--- Begin Data supplied ---
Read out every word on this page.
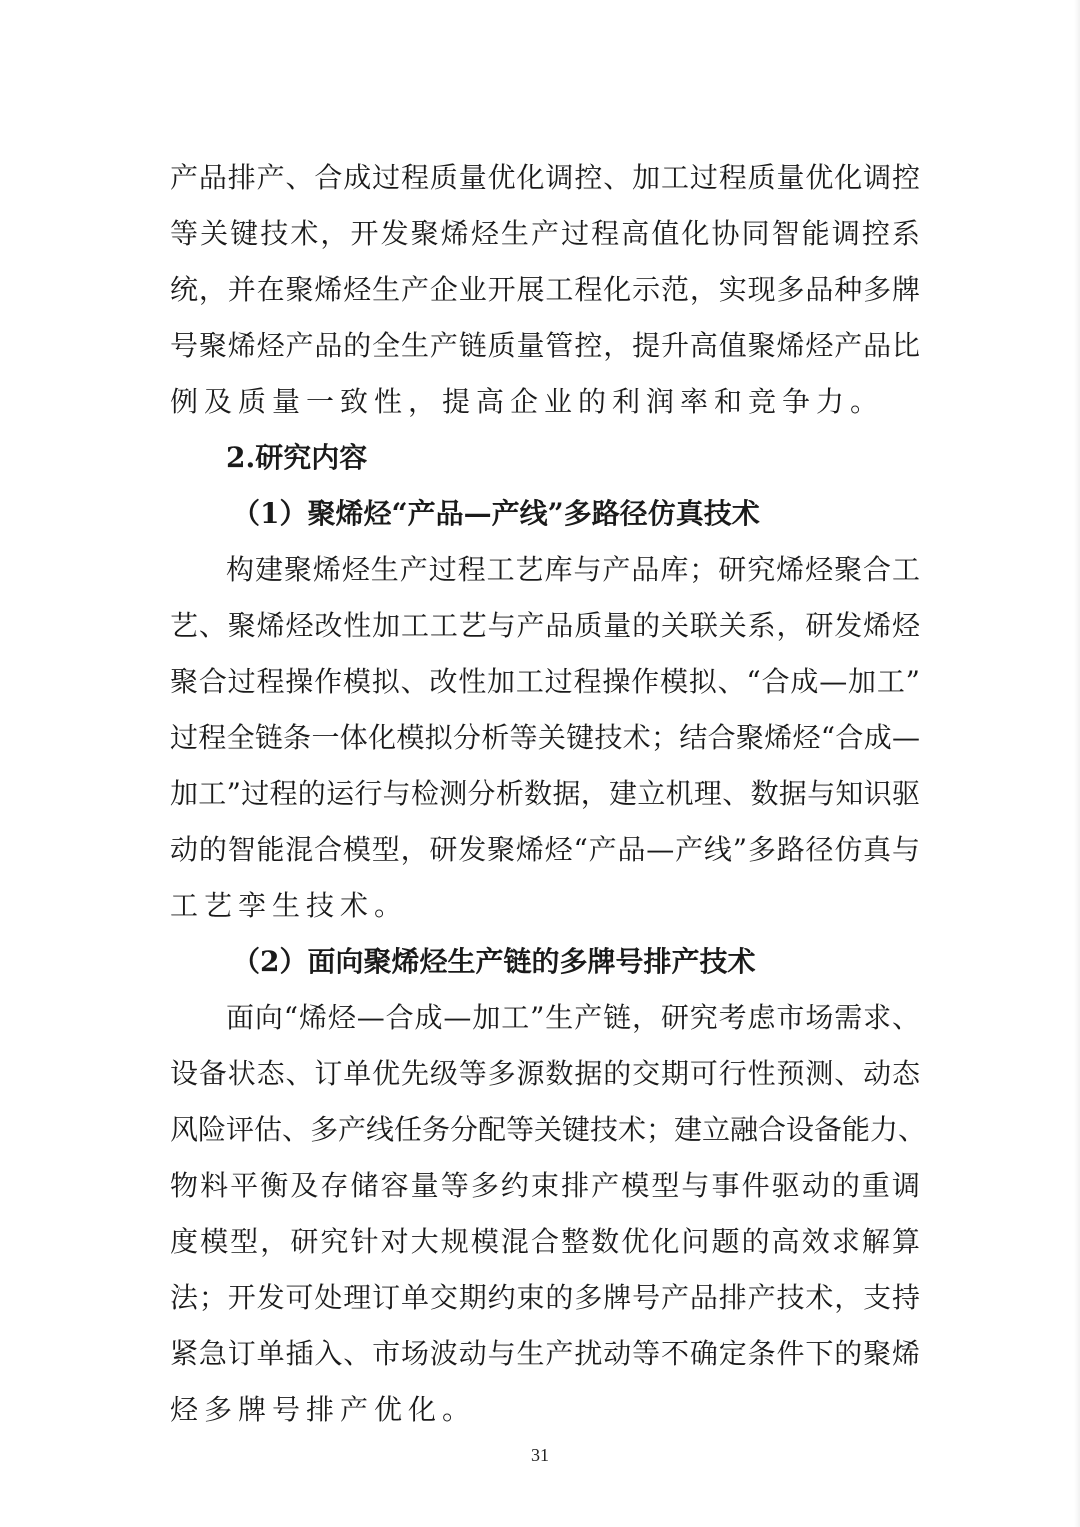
产品排产、合成过程质量优化调控、加工过程质量优化调控
等关键技术，开发聚烯烃生产过程高值化协同智能调控系
统，并在聚烯烃生产企业开展工程化示范，实现多品种多牌
号聚烯烃产品的全生产链质量管控，提升高值聚烯烃产品比
例及质量一致性，提高企业的利润率和竞争力。
2.研究内容
（1）聚烯烃“产品—产线”多路径仿真技术
构建聚烯烃生产过程工艺库与产品库；研究烯烃聚合工
艺、聚烯烃改性加工工艺与产品质量的关联关系，研发烯烃
聚合过程操作模拟、改性加工过程操作模拟、“合成—加工”
过程全链条一体化模拟分析等关键技术；结合聚烯烃“合成—
加工”过程的运行与检测分析数据，建立机理、数据与知识驱
动的智能混合模型，研发聚烯烃“产品—产线”多路径仿真与
工艺孪生技术。
（2）面向聚烯烃生产链的多牌号排产技术
面向“烯烃—合成—加工”生产链，研究考虑市场需求、
设备状态、订单优先级等多源数据的交期可行性预测、动态
风险评估、多产线任务分配等关键技术；建立融合设备能力、
物料平衡及存储容量等多约束排产模型与事件驱动的重调
度模型，研究针对大规模混合整数优化问题的高效求解算
法；开发可处理订单交期约束的多牌号产品排产技术，支持
紧急订单插入、市场波动与生产扰动等不确定条件下的聚烯
烃多牌号排产优化。
31
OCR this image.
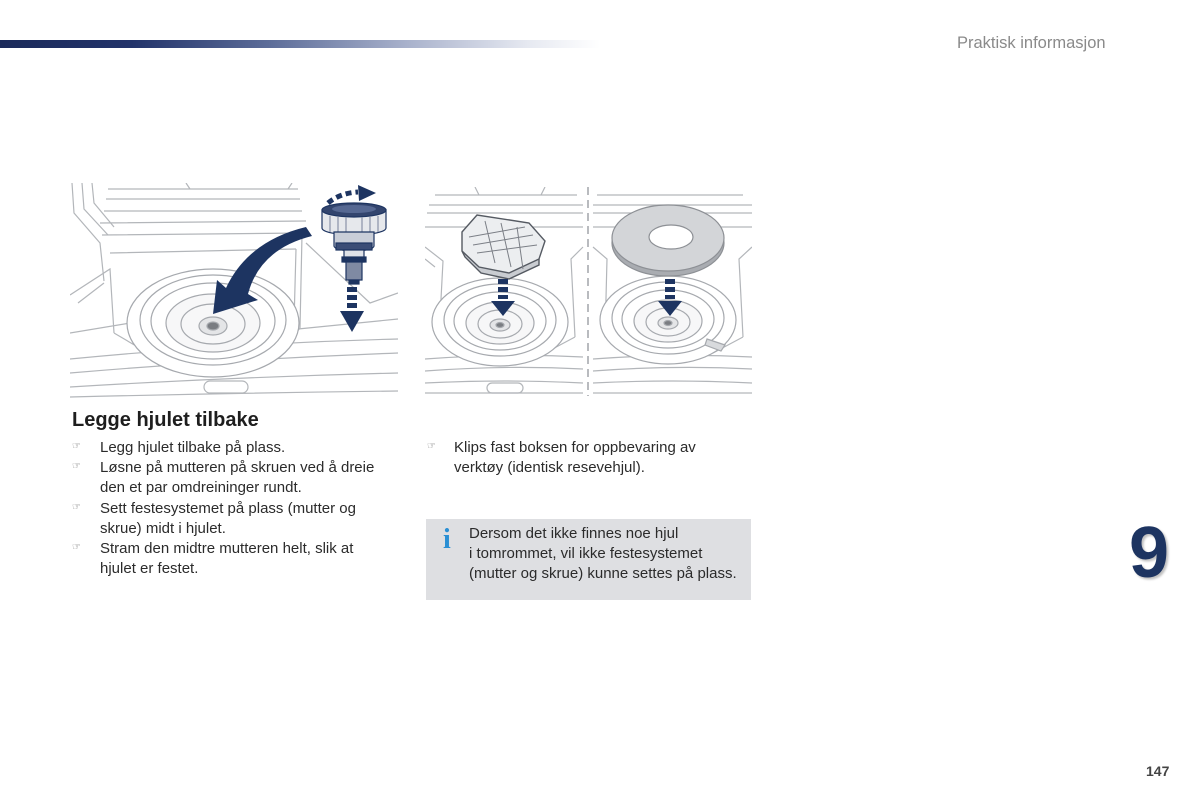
Praktisk informasjon
Legge hjulet tilbake
☞
Legg hjulet tilbake på plass.
☞
Løsne på mutteren på skruen ved å dreie den et par omdreininger rundt.
☞
Sett festesystemet på plass (mutter og skrue) midt i hjulet.
☞
Stram den midtre mutteren helt, slik at hjulet er festet.
☞
Klips fast boksen for oppbevaring av verktøy (identisk resevehjul).
i Dersom det ikke finnes noe hjul
i tomrommet, vil ikke festesystemet
(mutter og skrue) kunne settes på plass.	9
147
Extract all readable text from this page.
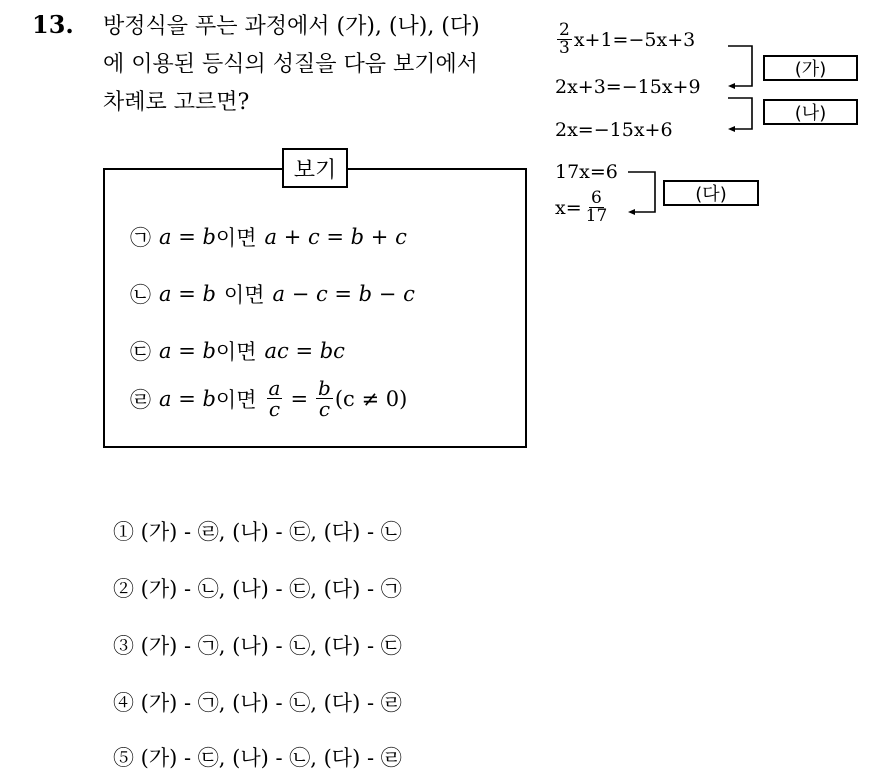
13. 방정식을 푸는 과정에서 (가), (나), (다)
에 이용된 등식의 성질을 다음 보기에서
차례로 고르면?
보기
㉠ a = b 이면 a + c = b + c
㉡ a = b 이면 a − c = b − c
㉢ a = b 이면 ac = bc
㉣ a = b 이면 $\frac{a}{c} = \frac{b}{c} (c \ne 0)$
$\frac{2}{3} x+1=-5x+3$
2x+3=−15x+9
2x=−15x+6
17x=6
$x= \frac{6}{17}$
(가)
(나)
(다)
① (가) - ㉣, (나) - ㉢, (다) - ㉡
② (가) - ㉡, (나) - ㉢, (다) - ㉠
③ (가) - ㉠, (나) - ㉡, (다) - ㉢
④ (가) - ㉠, (나) - ㉡, (다) - ㉣
⑤ (가) - ㉢, (나) - ㉡, (다) - ㉣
--- End Data supplied ---
• **The request**
What is the number of lines in the records that contain the string "plass"? Give only that number.

• **Result of this task**
3